## What to do
Could you transcribe the material below exactly, without leaving out a single line?

[Collection entries]

►

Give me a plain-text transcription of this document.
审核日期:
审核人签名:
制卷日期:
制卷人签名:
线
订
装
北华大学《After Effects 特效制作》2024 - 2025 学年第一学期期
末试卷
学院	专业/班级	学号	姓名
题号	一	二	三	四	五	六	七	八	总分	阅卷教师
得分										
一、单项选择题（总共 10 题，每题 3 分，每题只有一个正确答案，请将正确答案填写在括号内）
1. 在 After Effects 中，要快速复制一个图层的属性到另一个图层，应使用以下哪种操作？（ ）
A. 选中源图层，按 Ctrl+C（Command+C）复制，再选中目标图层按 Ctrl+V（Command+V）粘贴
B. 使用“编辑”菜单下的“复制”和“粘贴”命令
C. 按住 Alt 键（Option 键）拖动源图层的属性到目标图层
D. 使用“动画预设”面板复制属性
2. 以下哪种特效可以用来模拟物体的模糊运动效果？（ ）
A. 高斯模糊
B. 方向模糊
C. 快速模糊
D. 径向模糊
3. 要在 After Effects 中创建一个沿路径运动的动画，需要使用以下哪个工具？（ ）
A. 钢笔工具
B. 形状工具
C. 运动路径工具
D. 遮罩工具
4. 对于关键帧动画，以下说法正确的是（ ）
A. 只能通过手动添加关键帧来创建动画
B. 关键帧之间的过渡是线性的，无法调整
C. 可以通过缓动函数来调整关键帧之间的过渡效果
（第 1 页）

◄

## Expected answer
Give me a plain-text transcription of this document.
审核日期:
审核人签名:
制卷日期:
制卷人签名:
线
订
装
北华大学《After Effects 特效制作》2024 - 2025 学年第一学期期
末试卷
学院	专业/班级	学号	姓名
题号	一	二	三	四	五	六	七	八	总分	阅卷教师
得分										
一、单项选择题（总共 10 题，每题 3 分，每题只有一个正确答案，请将正确答案填写在括号内）
1. 在 After Effects 中，要快速复制一个图层的属性到另一个图层，应使用以下哪种操作？（ ）
A. 选中源图层，按 Ctrl+C（Command+C）复制，再选中目标图层按 Ctrl+V（Command+V）粘贴
B. 使用“编辑”菜单下的“复制”和“粘贴”命令
C. 按住 Alt 键（Option 键）拖动源图层的属性到目标图层
D. 使用“动画预设”面板复制属性
2. 以下哪种特效可以用来模拟物体的模糊运动效果？（ ）
A. 高斯模糊
B. 方向模糊
C. 快速模糊
D. 径向模糊
3. 要在 After Effects 中创建一个沿路径运动的动画，需要使用以下哪个工具？（ ）
A. 钢笔工具
B. 形状工具
C. 运动路径工具
D. 遮罩工具
4. 对于关键帧动画，以下说法正确的是（ ）
A. 只能通过手动添加关键帧来创建动画
B. 关键帧之间的过渡是线性的，无法调整
C. 可以通过缓动函数来调整关键帧之间的过渡效果
（第 1 页）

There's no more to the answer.